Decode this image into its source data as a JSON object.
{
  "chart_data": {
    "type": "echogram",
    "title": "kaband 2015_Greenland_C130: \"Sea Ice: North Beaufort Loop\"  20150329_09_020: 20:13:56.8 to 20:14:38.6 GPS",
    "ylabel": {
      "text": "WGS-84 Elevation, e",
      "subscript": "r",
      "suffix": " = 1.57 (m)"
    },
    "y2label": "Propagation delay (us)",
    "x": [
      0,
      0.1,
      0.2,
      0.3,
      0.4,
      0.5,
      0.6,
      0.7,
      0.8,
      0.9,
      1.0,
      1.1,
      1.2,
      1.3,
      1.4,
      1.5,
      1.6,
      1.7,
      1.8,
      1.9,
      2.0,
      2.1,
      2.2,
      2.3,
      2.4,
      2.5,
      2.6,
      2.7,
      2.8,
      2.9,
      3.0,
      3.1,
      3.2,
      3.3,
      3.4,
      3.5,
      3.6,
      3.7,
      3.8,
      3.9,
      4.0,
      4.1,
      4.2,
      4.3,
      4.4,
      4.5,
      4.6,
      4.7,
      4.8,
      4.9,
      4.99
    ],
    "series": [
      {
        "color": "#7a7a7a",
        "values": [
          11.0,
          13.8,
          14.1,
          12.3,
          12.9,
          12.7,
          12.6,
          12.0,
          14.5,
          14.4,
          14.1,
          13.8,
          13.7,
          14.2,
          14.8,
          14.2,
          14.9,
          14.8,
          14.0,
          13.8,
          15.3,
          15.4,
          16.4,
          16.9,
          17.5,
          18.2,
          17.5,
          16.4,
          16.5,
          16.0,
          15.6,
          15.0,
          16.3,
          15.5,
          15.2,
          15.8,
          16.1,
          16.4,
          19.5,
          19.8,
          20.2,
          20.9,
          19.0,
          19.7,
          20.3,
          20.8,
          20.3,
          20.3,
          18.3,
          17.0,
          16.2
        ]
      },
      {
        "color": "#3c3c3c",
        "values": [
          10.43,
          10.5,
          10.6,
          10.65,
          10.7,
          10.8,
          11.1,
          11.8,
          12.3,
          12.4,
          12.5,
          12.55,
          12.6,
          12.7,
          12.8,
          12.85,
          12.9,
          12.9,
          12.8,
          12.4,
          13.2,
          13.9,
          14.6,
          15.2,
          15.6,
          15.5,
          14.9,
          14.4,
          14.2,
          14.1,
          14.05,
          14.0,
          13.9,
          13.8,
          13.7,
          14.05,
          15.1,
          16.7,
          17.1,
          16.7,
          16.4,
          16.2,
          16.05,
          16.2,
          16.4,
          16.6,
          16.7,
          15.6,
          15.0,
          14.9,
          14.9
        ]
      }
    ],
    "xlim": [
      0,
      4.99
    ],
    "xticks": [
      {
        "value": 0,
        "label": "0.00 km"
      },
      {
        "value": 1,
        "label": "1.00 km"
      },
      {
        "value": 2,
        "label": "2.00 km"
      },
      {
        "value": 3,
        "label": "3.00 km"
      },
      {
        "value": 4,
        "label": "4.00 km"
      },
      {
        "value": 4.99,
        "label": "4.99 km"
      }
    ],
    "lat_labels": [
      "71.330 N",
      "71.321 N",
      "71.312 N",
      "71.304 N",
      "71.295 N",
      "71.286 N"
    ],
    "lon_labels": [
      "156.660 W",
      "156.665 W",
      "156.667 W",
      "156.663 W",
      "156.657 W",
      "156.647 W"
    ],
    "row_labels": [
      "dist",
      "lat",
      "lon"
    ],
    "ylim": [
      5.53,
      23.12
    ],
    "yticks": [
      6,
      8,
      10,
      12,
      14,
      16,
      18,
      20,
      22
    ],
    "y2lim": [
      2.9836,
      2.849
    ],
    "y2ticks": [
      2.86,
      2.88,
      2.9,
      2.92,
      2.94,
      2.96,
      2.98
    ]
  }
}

::::::::

> **TASK GOAL**
Exactly as written, please output every entry.

> **PROBLEM SOLUTION**
Decode this image into its source data as a JSON object.
{
  "chart_data": {
    "type": "echogram",
    "title": "kaband 2015_Greenland_C130: \"Sea Ice: North Beaufort Loop\"  20150329_09_020: 20:13:56.8 to 20:14:38.6 GPS",
    "ylabel": {
      "text": "WGS-84 Elevation, e",
      "subscript": "r",
      "suffix": " = 1.57 (m)"
    },
    "y2label": "Propagation delay (us)",
    "x": [
      0,
      0.1,
      0.2,
      0.3,
      0.4,
      0.5,
      0.6,
      0.7,
      0.8,
      0.9,
      1.0,
      1.1,
      1.2,
      1.3,
      1.4,
      1.5,
      1.6,
      1.7,
      1.8,
      1.9,
      2.0,
      2.1,
      2.2,
      2.3,
      2.4,
      2.5,
      2.6,
      2.7,
      2.8,
      2.9,
      3.0,
      3.1,
      3.2,
      3.3,
      3.4,
      3.5,
      3.6,
      3.7,
      3.8,
      3.9,
      4.0,
      4.1,
      4.2,
      4.3,
      4.4,
      4.5,
      4.6,
      4.7,
      4.8,
      4.9,
      4.99
    ],
    "series": [
      {
        "color": "#7a7a7a",
        "values": [
          11.0,
          13.8,
          14.1,
          12.3,
          12.9,
          12.7,
          12.6,
          12.0,
          14.5,
          14.4,
          14.1,
          13.8,
          13.7,
          14.2,
          14.8,
          14.2,
          14.9,
          14.8,
          14.0,
          13.8,
          15.3,
          15.4,
          16.4,
          16.9,
          17.5,
          18.2,
          17.5,
          16.4,
          16.5,
          16.0,
          15.6,
          15.0,
          16.3,
          15.5,
          15.2,
          15.8,
          16.1,
          16.4,
          19.5,
          19.8,
          20.2,
          20.9,
          19.0,
          19.7,
          20.3,
          20.8,
          20.3,
          20.3,
          18.3,
          17.0,
          16.2
        ]
      },
      {
        "color": "#3c3c3c",
        "values": [
          10.43,
          10.5,
          10.6,
          10.65,
          10.7,
          10.8,
          11.1,
          11.8,
          12.3,
          12.4,
          12.5,
          12.55,
          12.6,
          12.7,
          12.8,
          12.85,
          12.9,
          12.9,
          12.8,
          12.4,
          13.2,
          13.9,
          14.6,
          15.2,
          15.6,
          15.5,
          14.9,
          14.4,
          14.2,
          14.1,
          14.05,
          14.0,
          13.9,
          13.8,
          13.7,
          14.05,
          15.1,
          16.7,
          17.1,
          16.7,
          16.4,
          16.2,
          16.05,
          16.2,
          16.4,
          16.6,
          16.7,
          15.6,
          15.0,
          14.9,
          14.9
        ]
      }
    ],
    "xlim": [
      0,
      4.99
    ],
    "xticks": [
      {
        "value": 0,
        "label": "0.00 km"
      },
      {
        "value": 1,
        "label": "1.00 km"
      },
      {
        "value": 2,
        "label": "2.00 km"
      },
      {
        "value": 3,
        "label": "3.00 km"
      },
      {
        "value": 4,
        "label": "4.00 km"
      },
      {
        "value": 4.99,
        "label": "4.99 km"
      }
    ],
    "lat_labels": [
      "71.330 N",
      "71.321 N",
      "71.312 N",
      "71.304 N",
      "71.295 N",
      "71.286 N"
    ],
    "lon_labels": [
      "156.660 W",
      "156.665 W",
      "156.667 W",
      "156.663 W",
      "156.657 W",
      "156.647 W"
    ],
    "row_labels": [
      "dist",
      "lat",
      "lon"
    ],
    "ylim": [
      5.53,
      23.12
    ],
    "yticks": [
      6,
      8,
      10,
      12,
      14,
      16,
      18,
      20,
      22
    ],
    "y2lim": [
      2.9836,
      2.849
    ],
    "y2ticks": [
      2.86,
      2.88,
      2.9,
      2.92,
      2.94,
      2.96,
      2.98
    ]
  }
}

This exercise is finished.